((
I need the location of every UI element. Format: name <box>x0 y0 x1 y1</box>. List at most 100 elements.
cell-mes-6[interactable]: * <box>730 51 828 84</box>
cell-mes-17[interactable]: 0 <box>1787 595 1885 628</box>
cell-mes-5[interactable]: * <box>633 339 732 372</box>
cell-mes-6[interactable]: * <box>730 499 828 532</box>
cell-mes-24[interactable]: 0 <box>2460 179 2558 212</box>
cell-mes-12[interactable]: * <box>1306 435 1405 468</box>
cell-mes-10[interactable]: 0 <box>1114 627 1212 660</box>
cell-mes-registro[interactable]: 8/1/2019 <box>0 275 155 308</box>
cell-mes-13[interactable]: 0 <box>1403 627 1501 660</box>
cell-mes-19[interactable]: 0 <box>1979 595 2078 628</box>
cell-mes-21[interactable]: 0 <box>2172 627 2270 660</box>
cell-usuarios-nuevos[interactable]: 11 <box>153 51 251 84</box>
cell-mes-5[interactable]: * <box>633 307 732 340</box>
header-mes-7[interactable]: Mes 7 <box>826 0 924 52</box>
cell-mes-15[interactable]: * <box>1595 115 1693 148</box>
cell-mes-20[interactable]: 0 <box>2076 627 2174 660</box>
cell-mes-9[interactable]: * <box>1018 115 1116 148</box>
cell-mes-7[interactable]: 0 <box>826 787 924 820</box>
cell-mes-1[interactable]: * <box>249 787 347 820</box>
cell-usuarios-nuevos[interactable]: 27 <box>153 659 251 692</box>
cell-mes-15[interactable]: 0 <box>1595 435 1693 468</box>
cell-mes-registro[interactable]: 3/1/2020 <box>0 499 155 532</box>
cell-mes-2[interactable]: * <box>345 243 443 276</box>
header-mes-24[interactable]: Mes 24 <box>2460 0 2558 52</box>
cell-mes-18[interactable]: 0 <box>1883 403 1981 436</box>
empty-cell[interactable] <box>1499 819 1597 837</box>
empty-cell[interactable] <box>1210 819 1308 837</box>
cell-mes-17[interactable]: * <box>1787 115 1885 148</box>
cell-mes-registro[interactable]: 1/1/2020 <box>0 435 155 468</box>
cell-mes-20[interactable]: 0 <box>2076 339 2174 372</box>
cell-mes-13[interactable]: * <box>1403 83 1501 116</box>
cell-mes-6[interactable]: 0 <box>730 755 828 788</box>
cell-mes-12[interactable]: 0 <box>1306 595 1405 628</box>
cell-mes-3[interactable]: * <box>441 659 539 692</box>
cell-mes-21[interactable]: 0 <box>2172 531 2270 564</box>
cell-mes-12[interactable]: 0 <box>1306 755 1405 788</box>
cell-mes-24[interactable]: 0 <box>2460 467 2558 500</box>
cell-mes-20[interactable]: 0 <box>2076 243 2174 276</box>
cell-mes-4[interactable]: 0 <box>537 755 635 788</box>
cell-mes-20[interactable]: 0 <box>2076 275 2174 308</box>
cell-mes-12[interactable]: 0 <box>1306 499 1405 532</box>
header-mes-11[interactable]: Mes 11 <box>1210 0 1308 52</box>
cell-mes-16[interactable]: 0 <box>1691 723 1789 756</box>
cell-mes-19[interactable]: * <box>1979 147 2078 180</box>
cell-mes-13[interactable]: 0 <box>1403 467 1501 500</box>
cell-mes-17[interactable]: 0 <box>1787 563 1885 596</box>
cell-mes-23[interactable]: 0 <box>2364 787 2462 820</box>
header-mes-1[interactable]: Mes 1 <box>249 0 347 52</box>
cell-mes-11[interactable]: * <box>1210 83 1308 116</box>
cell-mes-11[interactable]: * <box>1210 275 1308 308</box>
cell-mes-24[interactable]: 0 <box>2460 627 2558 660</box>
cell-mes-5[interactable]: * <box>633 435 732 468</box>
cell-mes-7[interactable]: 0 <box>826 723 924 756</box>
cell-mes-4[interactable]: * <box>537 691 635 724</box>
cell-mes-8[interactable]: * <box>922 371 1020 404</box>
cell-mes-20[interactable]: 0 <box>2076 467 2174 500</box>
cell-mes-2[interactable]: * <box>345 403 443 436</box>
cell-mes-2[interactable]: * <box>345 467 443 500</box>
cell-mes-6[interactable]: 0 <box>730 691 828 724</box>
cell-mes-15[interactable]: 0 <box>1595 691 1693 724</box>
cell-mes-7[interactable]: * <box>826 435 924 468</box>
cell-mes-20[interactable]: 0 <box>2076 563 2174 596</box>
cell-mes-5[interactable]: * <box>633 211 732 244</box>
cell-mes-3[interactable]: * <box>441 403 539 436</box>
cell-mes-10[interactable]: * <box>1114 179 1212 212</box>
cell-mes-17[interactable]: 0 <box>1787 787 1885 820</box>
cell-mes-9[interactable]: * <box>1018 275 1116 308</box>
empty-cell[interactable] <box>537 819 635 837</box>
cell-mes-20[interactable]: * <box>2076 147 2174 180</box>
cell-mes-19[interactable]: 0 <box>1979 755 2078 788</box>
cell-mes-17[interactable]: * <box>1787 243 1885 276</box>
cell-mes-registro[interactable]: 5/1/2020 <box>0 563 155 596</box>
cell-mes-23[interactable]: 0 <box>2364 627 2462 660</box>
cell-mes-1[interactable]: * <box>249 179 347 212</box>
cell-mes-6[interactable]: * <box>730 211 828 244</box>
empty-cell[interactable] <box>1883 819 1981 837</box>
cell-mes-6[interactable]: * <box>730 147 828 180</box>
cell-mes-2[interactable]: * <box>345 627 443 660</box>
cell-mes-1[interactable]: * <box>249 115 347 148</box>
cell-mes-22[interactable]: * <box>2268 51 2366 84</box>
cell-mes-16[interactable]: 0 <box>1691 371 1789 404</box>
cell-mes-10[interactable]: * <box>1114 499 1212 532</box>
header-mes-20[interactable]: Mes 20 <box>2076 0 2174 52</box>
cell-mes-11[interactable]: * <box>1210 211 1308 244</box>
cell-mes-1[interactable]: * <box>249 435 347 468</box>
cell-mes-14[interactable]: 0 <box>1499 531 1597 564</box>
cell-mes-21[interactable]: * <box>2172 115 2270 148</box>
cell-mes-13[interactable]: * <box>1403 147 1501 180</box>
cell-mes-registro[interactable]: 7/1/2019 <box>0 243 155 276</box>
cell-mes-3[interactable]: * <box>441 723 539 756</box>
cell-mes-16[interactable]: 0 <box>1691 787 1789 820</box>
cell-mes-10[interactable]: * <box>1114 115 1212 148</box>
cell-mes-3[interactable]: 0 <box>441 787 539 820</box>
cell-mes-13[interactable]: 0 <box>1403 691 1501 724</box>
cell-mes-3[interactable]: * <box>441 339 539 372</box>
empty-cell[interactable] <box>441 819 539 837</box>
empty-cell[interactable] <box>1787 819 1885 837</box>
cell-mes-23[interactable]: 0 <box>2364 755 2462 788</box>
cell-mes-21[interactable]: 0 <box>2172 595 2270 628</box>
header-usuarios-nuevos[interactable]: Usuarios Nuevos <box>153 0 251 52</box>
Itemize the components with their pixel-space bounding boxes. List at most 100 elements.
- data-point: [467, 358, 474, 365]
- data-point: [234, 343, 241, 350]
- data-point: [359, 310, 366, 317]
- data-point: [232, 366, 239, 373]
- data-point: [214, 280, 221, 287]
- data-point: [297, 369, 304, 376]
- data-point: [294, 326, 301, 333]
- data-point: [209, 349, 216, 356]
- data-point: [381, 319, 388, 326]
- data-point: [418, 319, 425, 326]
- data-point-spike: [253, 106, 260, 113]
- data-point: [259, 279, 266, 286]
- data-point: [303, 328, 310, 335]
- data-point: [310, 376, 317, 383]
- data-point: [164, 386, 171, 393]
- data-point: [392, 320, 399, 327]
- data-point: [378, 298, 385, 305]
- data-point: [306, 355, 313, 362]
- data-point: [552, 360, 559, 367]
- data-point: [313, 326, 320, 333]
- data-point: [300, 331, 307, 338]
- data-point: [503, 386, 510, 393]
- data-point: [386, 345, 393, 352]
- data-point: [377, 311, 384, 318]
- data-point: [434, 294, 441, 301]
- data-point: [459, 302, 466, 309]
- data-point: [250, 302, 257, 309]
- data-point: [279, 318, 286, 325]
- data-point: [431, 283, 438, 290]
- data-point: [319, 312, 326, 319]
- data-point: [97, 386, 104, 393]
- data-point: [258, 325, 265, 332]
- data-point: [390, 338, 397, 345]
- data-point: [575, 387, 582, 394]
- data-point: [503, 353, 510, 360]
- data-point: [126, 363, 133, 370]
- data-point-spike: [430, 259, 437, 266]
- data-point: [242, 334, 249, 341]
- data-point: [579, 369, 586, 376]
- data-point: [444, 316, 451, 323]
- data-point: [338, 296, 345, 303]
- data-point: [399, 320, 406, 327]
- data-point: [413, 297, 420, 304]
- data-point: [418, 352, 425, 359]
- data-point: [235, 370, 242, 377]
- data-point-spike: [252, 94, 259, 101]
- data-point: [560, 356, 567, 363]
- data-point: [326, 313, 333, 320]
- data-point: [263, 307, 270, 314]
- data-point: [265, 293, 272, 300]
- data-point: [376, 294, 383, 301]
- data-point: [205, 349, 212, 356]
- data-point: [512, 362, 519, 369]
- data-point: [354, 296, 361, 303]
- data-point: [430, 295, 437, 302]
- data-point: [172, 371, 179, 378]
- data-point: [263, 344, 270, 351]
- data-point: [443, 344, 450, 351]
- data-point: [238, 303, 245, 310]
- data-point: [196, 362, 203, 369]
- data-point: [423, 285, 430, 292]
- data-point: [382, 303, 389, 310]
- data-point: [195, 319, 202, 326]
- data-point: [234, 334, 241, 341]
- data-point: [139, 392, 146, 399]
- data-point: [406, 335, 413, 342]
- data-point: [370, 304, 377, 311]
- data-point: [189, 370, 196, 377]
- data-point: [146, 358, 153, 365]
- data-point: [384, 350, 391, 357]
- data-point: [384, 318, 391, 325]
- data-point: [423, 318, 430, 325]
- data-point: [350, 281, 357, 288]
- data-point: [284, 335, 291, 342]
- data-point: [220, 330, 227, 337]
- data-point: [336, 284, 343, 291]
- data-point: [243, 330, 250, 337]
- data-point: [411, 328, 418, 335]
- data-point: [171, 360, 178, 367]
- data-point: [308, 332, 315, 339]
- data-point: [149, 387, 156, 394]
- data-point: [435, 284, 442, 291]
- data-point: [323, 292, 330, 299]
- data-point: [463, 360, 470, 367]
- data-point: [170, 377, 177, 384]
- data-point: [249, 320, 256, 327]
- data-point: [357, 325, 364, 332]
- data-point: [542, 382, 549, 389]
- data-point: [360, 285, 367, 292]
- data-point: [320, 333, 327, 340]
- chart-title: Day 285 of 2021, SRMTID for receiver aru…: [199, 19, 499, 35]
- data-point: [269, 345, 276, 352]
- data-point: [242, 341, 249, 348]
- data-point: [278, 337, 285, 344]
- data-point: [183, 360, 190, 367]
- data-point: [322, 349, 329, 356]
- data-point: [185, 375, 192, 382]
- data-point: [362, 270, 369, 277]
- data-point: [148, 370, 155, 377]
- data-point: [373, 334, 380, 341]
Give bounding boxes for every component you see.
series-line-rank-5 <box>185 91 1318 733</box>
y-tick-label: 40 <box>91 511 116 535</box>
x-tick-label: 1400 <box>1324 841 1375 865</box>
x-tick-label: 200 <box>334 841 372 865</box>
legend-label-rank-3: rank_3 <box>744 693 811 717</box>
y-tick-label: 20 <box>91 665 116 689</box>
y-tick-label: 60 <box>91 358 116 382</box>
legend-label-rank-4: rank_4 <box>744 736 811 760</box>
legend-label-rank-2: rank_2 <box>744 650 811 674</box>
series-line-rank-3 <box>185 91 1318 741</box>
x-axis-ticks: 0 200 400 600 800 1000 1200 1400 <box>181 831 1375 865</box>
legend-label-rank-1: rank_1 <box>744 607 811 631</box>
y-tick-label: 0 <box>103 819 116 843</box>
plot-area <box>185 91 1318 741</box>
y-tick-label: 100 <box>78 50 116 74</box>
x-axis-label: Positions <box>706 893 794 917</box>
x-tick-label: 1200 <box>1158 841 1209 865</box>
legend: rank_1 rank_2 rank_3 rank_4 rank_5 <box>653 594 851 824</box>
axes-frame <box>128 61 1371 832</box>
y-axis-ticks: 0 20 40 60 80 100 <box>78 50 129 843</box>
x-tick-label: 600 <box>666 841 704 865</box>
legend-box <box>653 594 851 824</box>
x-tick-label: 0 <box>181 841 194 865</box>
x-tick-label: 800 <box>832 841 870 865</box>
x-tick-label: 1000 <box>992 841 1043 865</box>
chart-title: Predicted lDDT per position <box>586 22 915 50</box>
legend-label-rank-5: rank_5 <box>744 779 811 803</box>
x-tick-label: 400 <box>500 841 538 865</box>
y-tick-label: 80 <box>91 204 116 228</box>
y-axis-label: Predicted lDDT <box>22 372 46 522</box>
))
Find each line in the records that contains the string "elements" and copy those lines out. The match is case-sensitive.

# RESPONSE TO THE EXERCISE
I need the location of every UI element. Format: name <box>x0 y0 x1 y1</box>. List at most 100 elements.
Itemize the components with their pixel-space bounding boxes. List at most 100 elements.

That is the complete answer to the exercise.